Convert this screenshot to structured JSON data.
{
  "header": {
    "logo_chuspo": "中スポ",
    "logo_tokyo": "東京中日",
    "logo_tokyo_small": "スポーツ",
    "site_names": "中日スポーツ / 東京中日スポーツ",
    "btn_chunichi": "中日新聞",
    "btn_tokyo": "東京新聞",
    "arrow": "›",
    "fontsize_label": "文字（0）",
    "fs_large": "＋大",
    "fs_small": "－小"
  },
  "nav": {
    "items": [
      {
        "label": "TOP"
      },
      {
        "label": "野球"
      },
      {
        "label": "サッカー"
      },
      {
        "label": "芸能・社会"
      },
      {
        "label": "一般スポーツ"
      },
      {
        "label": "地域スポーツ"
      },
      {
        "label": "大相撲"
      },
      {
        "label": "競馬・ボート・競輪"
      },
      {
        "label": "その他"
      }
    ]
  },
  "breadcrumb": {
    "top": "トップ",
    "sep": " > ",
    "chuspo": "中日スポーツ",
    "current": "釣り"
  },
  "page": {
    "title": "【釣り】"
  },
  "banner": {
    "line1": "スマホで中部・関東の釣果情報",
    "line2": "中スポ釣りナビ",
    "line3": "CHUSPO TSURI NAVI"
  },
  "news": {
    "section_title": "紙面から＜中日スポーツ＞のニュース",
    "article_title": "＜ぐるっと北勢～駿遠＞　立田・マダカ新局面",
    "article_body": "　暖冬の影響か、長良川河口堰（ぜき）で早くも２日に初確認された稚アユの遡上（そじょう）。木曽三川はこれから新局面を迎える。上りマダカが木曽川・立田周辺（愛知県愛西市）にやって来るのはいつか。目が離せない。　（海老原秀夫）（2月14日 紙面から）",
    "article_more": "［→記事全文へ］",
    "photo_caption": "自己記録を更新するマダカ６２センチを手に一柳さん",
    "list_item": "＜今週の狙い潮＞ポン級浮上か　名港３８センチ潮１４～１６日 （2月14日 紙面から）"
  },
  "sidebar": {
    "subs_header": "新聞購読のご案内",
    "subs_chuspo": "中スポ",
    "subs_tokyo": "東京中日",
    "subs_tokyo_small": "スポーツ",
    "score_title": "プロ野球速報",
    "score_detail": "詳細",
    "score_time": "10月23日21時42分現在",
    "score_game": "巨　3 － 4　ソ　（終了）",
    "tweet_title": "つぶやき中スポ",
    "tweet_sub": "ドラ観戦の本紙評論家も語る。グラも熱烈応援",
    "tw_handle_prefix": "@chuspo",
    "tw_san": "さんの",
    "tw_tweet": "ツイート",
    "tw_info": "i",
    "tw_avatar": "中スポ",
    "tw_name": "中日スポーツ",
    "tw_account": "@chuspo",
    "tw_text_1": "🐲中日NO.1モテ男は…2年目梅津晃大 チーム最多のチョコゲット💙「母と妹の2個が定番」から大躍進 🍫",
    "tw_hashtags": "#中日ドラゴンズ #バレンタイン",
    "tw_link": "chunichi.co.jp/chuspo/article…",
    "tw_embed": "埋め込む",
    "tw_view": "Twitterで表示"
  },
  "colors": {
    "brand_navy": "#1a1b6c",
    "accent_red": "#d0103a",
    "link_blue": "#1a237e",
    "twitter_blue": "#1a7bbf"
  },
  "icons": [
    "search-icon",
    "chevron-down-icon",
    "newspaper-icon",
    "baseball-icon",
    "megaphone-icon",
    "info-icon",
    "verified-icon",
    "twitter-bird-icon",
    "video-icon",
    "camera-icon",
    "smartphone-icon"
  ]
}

····················

WHAT IS ASKED:
Exact copies of all the records are required.

ANSWER FOR THE TASK:
Convert this screenshot to structured JSON data.
{
  "header": {
    "logo_chuspo": "中スポ",
    "logo_tokyo": "東京中日",
    "logo_tokyo_small": "スポーツ",
    "site_names": "中日スポーツ / 東京中日スポーツ",
    "btn_chunichi": "中日新聞",
    "btn_tokyo": "東京新聞",
    "arrow": "›",
    "fontsize_label": "文字（0）",
    "fs_large": "＋大",
    "fs_small": "－小"
  },
  "nav": {
    "items": [
      {
        "label": "TOP"
      },
      {
        "label": "野球"
      },
      {
        "label": "サッカー"
      },
      {
        "label": "芸能・社会"
      },
      {
        "label": "一般スポーツ"
      },
      {
        "label": "地域スポーツ"
      },
      {
        "label": "大相撲"
      },
      {
        "label": "競馬・ボート・競輪"
      },
      {
        "label": "その他"
      }
    ]
  },
  "breadcrumb": {
    "top": "トップ",
    "sep": " > ",
    "chuspo": "中日スポーツ",
    "current": "釣り"
  },
  "page": {
    "title": "【釣り】"
  },
  "banner": {
    "line1": "スマホで中部・関東の釣果情報",
    "line2": "中スポ釣りナビ",
    "line3": "CHUSPO TSURI NAVI"
  },
  "news": {
    "section_title": "紙面から＜中日スポーツ＞のニュース",
    "article_title": "＜ぐるっと北勢～駿遠＞　立田・マダカ新局面",
    "article_body": "　暖冬の影響か、長良川河口堰（ぜき）で早くも２日に初確認された稚アユの遡上（そじょう）。木曽三川はこれから新局面を迎える。上りマダカが木曽川・立田周辺（愛知県愛西市）にやって来るのはいつか。目が離せない。　（海老原秀夫）（2月14日 紙面から）",
    "article_more": "［→記事全文へ］",
    "photo_caption": "自己記録を更新するマダカ６２センチを手に一柳さん",
    "list_item": "＜今週の狙い潮＞ポン級浮上か　名港３８センチ潮１４～１６日 （2月14日 紙面から）"
  },
  "sidebar": {
    "subs_header": "新聞購読のご案内",
    "subs_chuspo": "中スポ",
    "subs_tokyo": "東京中日",
    "subs_tokyo_small": "スポーツ",
    "score_title": "プロ野球速報",
    "score_detail": "詳細",
    "score_time": "10月23日21時42分現在",
    "score_game": "巨　3 － 4　ソ　（終了）",
    "tweet_title": "つぶやき中スポ",
    "tweet_sub": "ドラ観戦の本紙評論家も語る。グラも熱烈応援",
    "tw_handle_prefix": "@chuspo",
    "tw_san": "さんの",
    "tw_tweet": "ツイート",
    "tw_info": "i",
    "tw_avatar": "中スポ",
    "tw_name": "中日スポーツ",
    "tw_account": "@chuspo",
    "tw_text_1": "🐲中日NO.1モテ男は…2年目梅津晃大 チーム最多のチョコゲット💙「母と妹の2個が定番」から大躍進 🍫",
    "tw_hashtags": "#中日ドラゴンズ #バレンタイン",
    "tw_link": "chunichi.co.jp/chuspo/article…",
    "tw_embed": "埋め込む",
    "tw_view": "Twitterで表示"
  },
  "colors": {
    "brand_navy": "#1a1b6c",
    "accent_red": "#d0103a",
    "link_blue": "#1a237e",
    "twitter_blue": "#1a7bbf"
  },
  "icons": [
    "search-icon",
    "chevron-down-icon",
    "newspaper-icon",
    "baseball-icon",
    "megaphone-icon",
    "info-icon",
    "verified-icon",
    "twitter-bird-icon",
    "video-icon",
    "camera-icon",
    "smartphone-icon"
  ]
}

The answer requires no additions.